Below are the records; copy each line in them that holds the word "title".

[Saved entries]
········

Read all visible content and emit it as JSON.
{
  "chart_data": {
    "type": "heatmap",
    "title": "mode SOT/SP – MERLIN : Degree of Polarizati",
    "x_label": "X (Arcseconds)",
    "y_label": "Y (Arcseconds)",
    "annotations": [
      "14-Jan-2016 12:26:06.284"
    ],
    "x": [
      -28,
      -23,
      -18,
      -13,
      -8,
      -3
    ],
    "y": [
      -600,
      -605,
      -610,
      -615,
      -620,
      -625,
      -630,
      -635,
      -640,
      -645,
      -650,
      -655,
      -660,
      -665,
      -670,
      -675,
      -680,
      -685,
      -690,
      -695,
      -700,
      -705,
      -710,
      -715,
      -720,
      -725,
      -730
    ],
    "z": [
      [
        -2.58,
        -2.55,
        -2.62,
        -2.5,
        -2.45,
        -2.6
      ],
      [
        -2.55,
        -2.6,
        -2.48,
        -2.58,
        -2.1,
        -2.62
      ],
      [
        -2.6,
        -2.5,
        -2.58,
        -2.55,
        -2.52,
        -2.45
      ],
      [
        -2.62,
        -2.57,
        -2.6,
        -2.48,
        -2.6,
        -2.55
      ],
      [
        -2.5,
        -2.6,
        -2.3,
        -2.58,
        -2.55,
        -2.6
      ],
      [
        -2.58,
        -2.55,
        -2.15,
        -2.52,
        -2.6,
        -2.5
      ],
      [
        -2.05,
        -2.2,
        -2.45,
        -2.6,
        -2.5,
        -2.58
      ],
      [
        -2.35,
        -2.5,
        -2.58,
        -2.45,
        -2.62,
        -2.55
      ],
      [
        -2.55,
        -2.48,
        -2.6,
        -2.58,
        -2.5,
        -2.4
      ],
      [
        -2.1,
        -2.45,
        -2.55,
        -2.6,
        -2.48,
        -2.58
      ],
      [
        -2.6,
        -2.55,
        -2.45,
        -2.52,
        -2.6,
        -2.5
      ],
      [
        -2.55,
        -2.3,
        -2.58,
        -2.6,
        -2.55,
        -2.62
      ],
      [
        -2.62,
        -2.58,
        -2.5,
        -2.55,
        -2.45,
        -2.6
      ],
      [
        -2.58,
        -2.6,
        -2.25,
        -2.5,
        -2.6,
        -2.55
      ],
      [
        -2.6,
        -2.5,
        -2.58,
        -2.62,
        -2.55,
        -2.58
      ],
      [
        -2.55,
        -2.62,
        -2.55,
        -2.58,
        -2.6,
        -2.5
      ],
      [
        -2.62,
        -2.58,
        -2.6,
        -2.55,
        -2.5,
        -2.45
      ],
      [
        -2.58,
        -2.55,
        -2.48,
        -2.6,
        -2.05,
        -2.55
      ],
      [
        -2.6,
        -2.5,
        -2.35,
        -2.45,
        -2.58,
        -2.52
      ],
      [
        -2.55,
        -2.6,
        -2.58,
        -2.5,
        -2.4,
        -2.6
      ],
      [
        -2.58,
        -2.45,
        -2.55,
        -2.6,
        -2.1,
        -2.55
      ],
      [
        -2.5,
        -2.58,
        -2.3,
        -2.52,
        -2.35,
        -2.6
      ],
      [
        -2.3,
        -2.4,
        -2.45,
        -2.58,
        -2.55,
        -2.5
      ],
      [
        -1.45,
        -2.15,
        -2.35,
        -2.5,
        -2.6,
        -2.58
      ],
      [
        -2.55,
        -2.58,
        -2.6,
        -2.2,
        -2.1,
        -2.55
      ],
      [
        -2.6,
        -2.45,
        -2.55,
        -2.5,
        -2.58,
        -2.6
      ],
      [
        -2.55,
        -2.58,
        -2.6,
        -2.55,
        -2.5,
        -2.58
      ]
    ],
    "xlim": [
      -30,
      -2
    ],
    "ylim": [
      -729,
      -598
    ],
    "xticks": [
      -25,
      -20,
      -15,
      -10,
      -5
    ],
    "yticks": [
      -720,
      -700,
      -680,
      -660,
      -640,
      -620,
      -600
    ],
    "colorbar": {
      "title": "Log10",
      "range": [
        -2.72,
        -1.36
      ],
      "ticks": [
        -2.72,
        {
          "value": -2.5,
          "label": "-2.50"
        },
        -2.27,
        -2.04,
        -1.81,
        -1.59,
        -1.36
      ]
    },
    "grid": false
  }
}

········

* _REPLY_:
    "title": "mode SOT/SP – MERLIN : Degree of Polarizati",
      "title": "Log10",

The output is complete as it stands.